• DESCRIPTION OF THE TASK
Write the entries out again exactly; any picture among them gets left out.

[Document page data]
______
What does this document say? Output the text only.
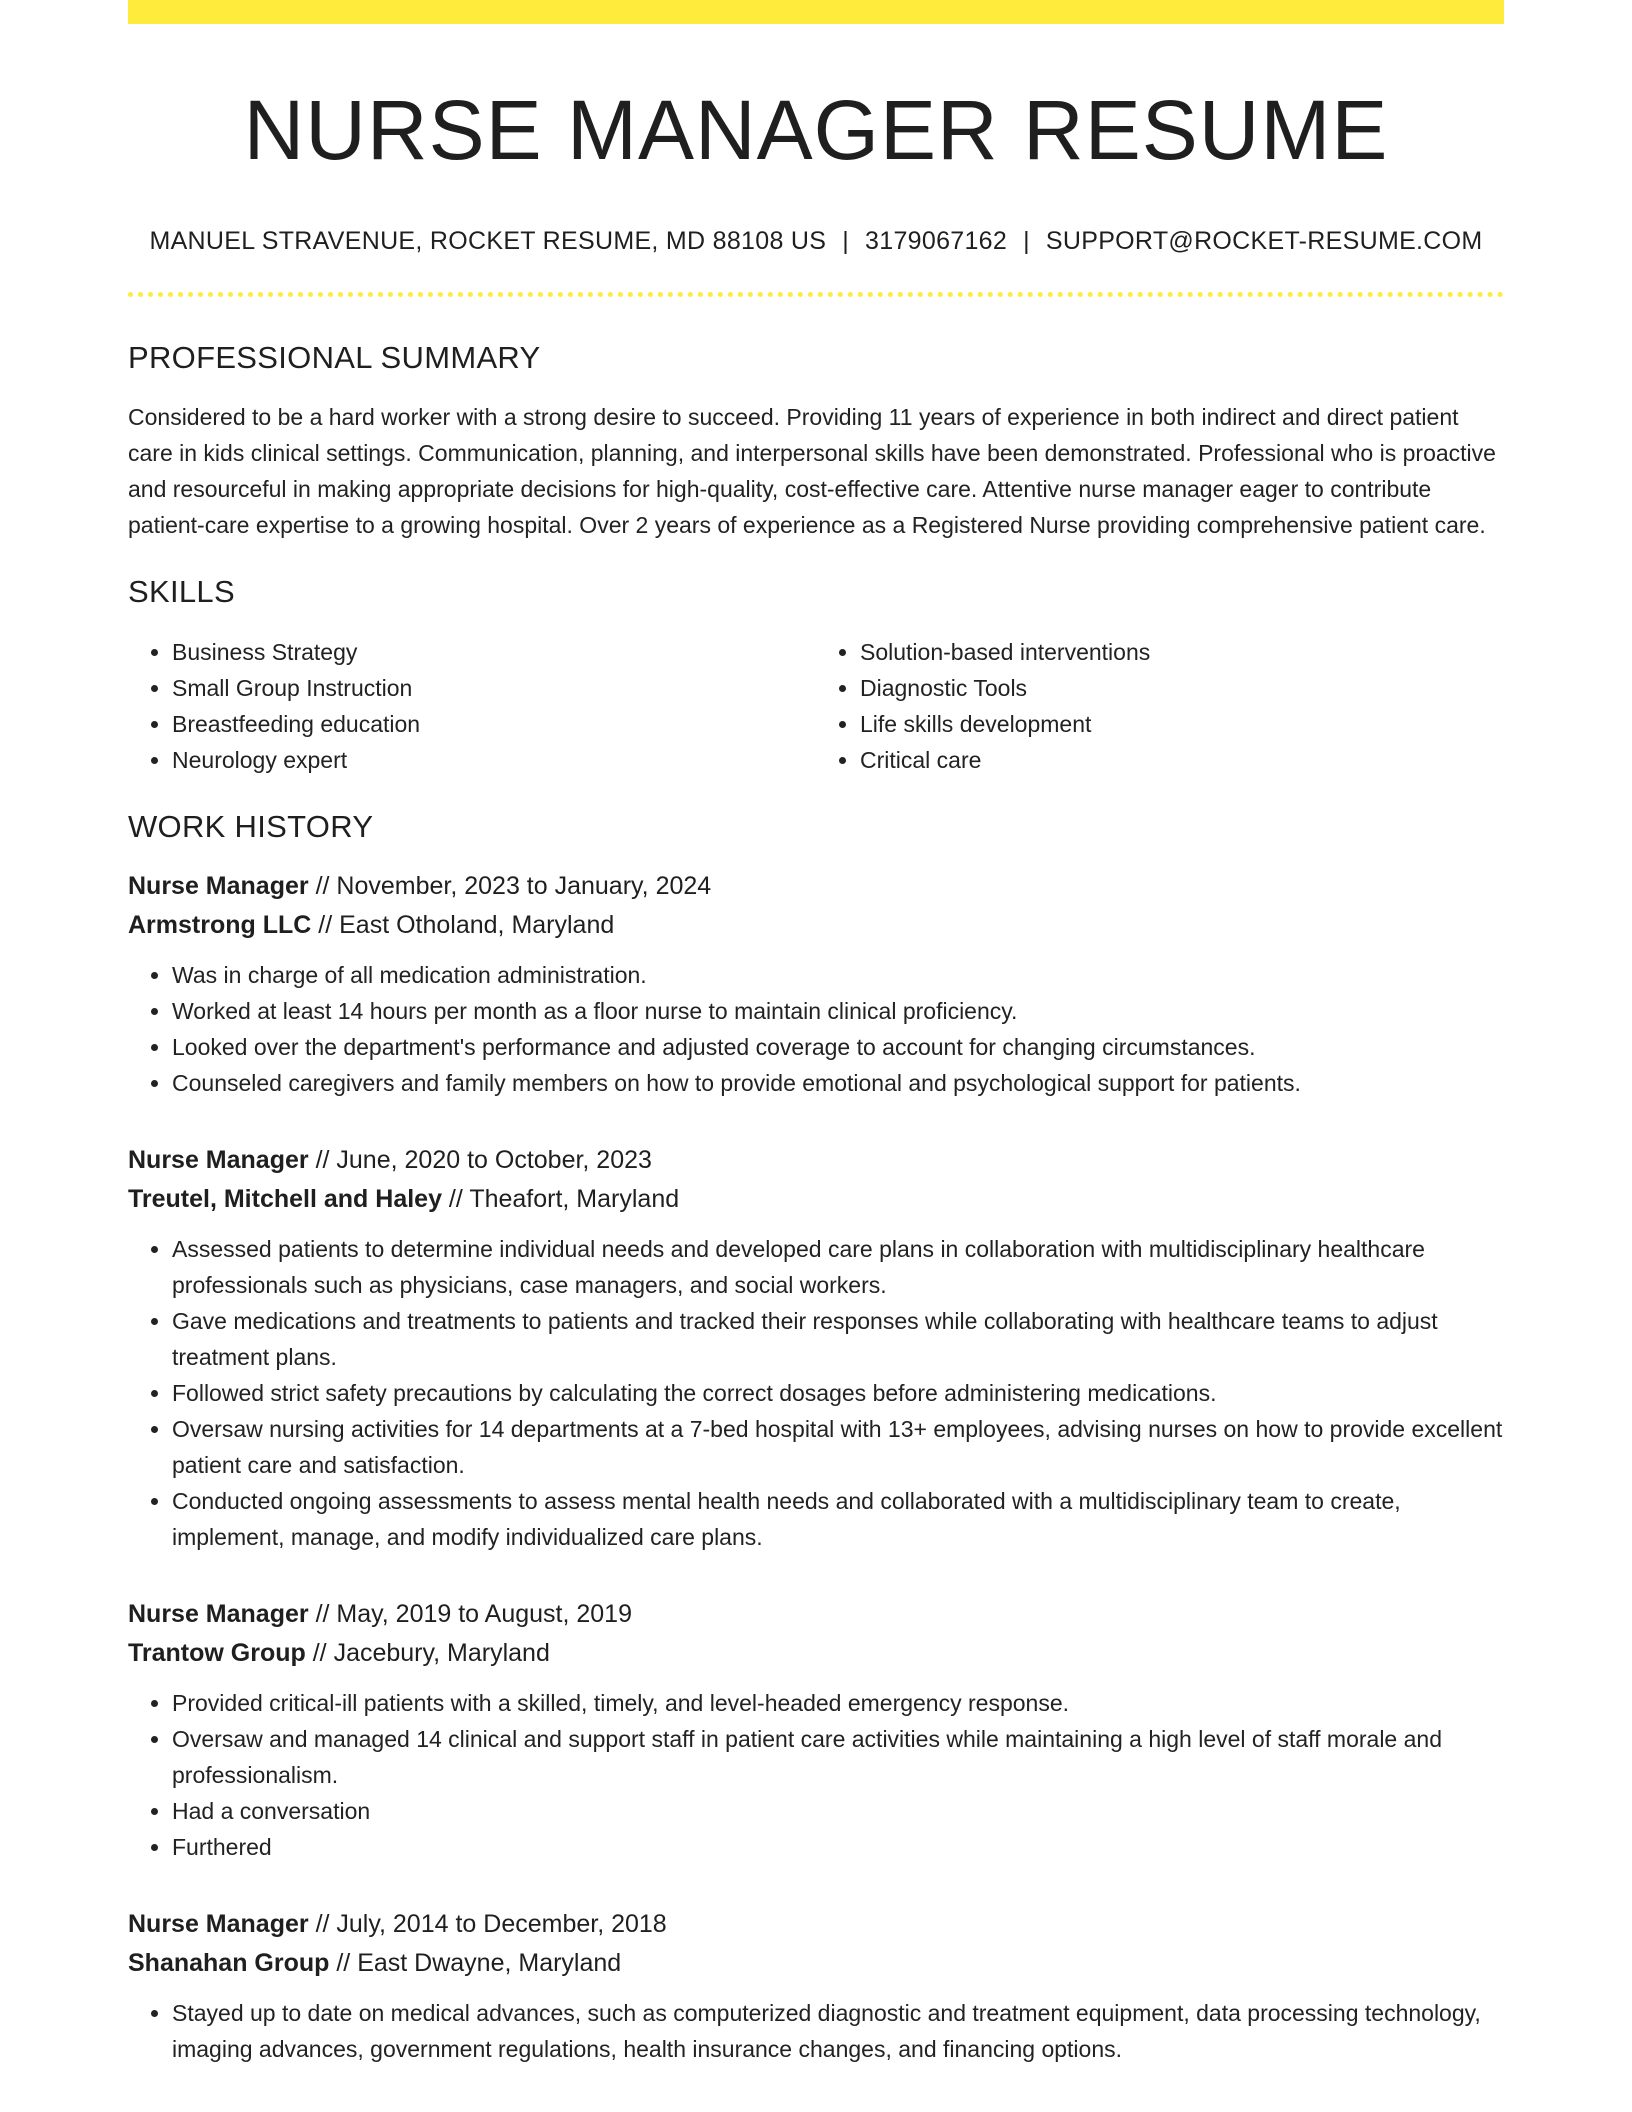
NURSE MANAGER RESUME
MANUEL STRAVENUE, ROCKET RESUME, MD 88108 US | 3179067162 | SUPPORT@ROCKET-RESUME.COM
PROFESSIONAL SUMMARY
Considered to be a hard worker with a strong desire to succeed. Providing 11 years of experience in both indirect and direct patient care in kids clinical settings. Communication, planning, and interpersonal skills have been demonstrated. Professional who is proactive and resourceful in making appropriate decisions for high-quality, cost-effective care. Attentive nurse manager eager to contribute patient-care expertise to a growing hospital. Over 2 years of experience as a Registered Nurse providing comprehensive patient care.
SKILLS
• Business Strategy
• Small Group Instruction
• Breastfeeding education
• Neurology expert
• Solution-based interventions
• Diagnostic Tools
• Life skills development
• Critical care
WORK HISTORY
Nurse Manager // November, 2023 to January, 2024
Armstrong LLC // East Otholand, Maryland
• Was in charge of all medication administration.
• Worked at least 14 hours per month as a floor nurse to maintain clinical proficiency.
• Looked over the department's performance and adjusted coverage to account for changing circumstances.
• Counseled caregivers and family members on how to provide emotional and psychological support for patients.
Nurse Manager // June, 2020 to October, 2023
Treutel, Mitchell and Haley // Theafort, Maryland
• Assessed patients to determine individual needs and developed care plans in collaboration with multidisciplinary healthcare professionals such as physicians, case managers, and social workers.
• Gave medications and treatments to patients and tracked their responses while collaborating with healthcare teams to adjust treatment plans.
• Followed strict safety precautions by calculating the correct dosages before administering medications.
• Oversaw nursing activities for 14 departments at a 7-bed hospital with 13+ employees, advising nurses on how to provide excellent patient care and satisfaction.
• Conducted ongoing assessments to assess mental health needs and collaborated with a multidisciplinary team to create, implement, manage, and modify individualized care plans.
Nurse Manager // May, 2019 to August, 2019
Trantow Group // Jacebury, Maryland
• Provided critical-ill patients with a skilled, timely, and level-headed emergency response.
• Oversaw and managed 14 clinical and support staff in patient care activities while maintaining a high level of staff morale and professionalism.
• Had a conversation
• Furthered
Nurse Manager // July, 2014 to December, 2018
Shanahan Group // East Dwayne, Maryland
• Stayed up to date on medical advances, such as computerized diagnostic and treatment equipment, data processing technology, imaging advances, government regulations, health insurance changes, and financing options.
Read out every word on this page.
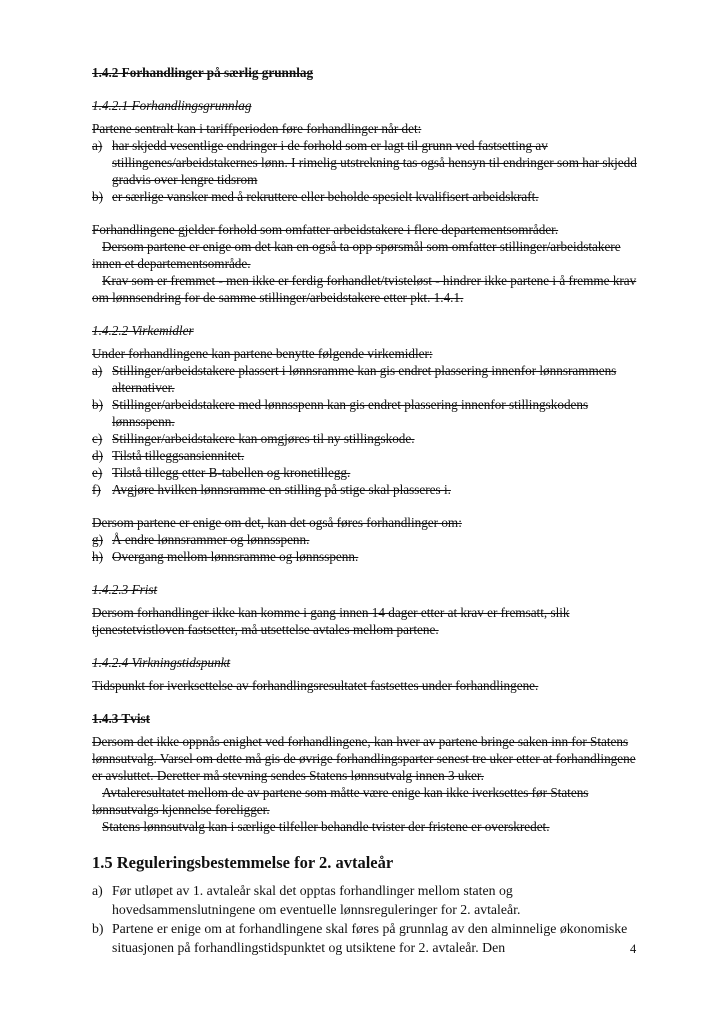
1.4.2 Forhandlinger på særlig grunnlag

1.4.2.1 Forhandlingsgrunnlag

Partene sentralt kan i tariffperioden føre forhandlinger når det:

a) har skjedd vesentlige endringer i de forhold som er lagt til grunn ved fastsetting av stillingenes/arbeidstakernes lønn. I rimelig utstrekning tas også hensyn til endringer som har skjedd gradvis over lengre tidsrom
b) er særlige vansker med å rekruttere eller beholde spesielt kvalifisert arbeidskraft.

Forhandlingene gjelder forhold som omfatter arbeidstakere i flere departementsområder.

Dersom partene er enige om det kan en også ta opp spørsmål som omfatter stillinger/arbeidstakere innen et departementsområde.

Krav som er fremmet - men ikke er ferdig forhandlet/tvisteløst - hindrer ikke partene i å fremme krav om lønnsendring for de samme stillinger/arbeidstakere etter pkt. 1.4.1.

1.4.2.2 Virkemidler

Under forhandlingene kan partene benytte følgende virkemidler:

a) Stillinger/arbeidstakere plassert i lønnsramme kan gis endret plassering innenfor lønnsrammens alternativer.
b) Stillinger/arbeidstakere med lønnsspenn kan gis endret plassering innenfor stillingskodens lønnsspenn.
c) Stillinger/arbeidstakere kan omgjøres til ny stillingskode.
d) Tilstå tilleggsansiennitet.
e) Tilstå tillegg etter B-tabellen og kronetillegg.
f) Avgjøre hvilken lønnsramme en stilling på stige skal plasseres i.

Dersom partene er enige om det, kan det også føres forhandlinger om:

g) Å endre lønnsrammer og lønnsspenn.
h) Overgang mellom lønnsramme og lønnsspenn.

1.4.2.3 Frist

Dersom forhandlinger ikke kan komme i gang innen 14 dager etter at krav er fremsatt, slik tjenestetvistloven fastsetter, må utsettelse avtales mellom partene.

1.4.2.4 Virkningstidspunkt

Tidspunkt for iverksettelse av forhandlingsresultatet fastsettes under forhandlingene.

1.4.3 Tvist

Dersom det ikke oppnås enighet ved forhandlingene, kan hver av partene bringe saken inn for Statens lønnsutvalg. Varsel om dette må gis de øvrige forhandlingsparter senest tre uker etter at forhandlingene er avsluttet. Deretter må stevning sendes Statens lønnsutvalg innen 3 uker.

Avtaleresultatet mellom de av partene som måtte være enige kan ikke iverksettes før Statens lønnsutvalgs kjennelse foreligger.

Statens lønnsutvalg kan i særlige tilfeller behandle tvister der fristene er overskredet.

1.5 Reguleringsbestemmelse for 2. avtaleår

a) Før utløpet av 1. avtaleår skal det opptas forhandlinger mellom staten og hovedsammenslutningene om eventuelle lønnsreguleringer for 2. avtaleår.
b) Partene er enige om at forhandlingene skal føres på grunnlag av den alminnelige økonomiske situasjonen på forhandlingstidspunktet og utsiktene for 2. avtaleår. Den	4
______
• THE COMPLETED TASK
What does this document say? Output the text only.
NURSE MANAGER RESUME
MANUEL STRAVENUE, ROCKET RESUME, MD 88108 US | 3179067162 | SUPPORT@ROCKET-RESUME.COM
PROFESSIONAL SUMMARY
Considered to be a hard worker with a strong desire to succeed. Providing 11 years of experience in both indirect and direct patient care in kids clinical settings. Communication, planning, and interpersonal skills have been demonstrated. Professional who is proactive and resourceful in making appropriate decisions for high-quality, cost-effective care. Attentive nurse manager eager to contribute patient-care expertise to a growing hospital. Over 2 years of experience as a Registered Nurse providing comprehensive patient care.
SKILLS
• Business Strategy
• Small Group Instruction
• Breastfeeding education
• Neurology expert
• Solution-based interventions
• Diagnostic Tools
• Life skills development
• Critical care
WORK HISTORY
Nurse Manager // November, 2023 to January, 2024
Armstrong LLC // East Otholand, Maryland
• Was in charge of all medication administration.
• Worked at least 14 hours per month as a floor nurse to maintain clinical proficiency.
• Looked over the department's performance and adjusted coverage to account for changing circumstances.
• Counseled caregivers and family members on how to provide emotional and psychological support for patients.
Nurse Manager // June, 2020 to October, 2023
Treutel, Mitchell and Haley // Theafort, Maryland
• Assessed patients to determine individual needs and developed care plans in collaboration with multidisciplinary healthcare professionals such as physicians, case managers, and social workers.
• Gave medications and treatments to patients and tracked their responses while collaborating with healthcare teams to adjust treatment plans.
• Followed strict safety precautions by calculating the correct dosages before administering medications.
• Oversaw nursing activities for 14 departments at a 7-bed hospital with 13+ employees, advising nurses on how to provide excellent patient care and satisfaction.
• Conducted ongoing assessments to assess mental health needs and collaborated with a multidisciplinary team to create, implement, manage, and modify individualized care plans.
Nurse Manager // May, 2019 to August, 2019
Trantow Group // Jacebury, Maryland
• Provided critical-ill patients with a skilled, timely, and level-headed emergency response.
• Oversaw and managed 14 clinical and support staff in patient care activities while maintaining a high level of staff morale and professionalism.
• Had a conversation
• Furthered
Nurse Manager // July, 2014 to December, 2018
Shanahan Group // East Dwayne, Maryland
• Stayed up to date on medical advances, such as computerized diagnostic and treatment equipment, data processing technology, imaging advances, government regulations, health insurance changes, and financing options.
Read out every word on this page.
1.4.2 Forhandlinger på særlig grunnlag

1.4.2.1 Forhandlingsgrunnlag

Partene sentralt kan i tariffperioden føre forhandlinger når det:

a) har skjedd vesentlige endringer i de forhold som er lagt til grunn ved fastsetting av stillingenes/arbeidstakernes lønn. I rimelig utstrekning tas også hensyn til endringer som har skjedd gradvis over lengre tidsrom
b) er særlige vansker med å rekruttere eller beholde spesielt kvalifisert arbeidskraft.

Forhandlingene gjelder forhold som omfatter arbeidstakere i flere departementsområder.

Dersom partene er enige om det kan en også ta opp spørsmål som omfatter stillinger/arbeidstakere innen et departementsområde.

Krav som er fremmet - men ikke er ferdig forhandlet/tvisteløst - hindrer ikke partene i å fremme krav om lønnsendring for de samme stillinger/arbeidstakere etter pkt. 1.4.1.

1.4.2.2 Virkemidler

Under forhandlingene kan partene benytte følgende virkemidler:

a) Stillinger/arbeidstakere plassert i lønnsramme kan gis endret plassering innenfor lønnsrammens alternativer.
b) Stillinger/arbeidstakere med lønnsspenn kan gis endret plassering innenfor stillingskodens lønnsspenn.
c) Stillinger/arbeidstakere kan omgjøres til ny stillingskode.
d) Tilstå tilleggsansiennitet.
e) Tilstå tillegg etter B-tabellen og kronetillegg.
f) Avgjøre hvilken lønnsramme en stilling på stige skal plasseres i.

Dersom partene er enige om det, kan det også føres forhandlinger om:

g) Å endre lønnsrammer og lønnsspenn.
h) Overgang mellom lønnsramme og lønnsspenn.

1.4.2.3 Frist

Dersom forhandlinger ikke kan komme i gang innen 14 dager etter at krav er fremsatt, slik tjenestetvistloven fastsetter, må utsettelse avtales mellom partene.

1.4.2.4 Virkningstidspunkt

Tidspunkt for iverksettelse av forhandlingsresultatet fastsettes under forhandlingene.

1.4.3 Tvist

Dersom det ikke oppnås enighet ved forhandlingene, kan hver av partene bringe saken inn for Statens lønnsutvalg. Varsel om dette må gis de øvrige forhandlingsparter senest tre uker etter at forhandlingene er avsluttet. Deretter må stevning sendes Statens lønnsutvalg innen 3 uker.

Avtaleresultatet mellom de av partene som måtte være enige kan ikke iverksettes før Statens lønnsutvalgs kjennelse foreligger.

Statens lønnsutvalg kan i særlige tilfeller behandle tvister der fristene er overskredet.

1.5 Reguleringsbestemmelse for 2. avtaleår

a) Før utløpet av 1. avtaleår skal det opptas forhandlinger mellom staten og hovedsammenslutningene om eventuelle lønnsreguleringer for 2. avtaleår.
b) Partene er enige om at forhandlingene skal føres på grunnlag av den alminnelige økonomiske situasjonen på forhandlingstidspunktet og utsiktene for 2. avtaleår. Den	4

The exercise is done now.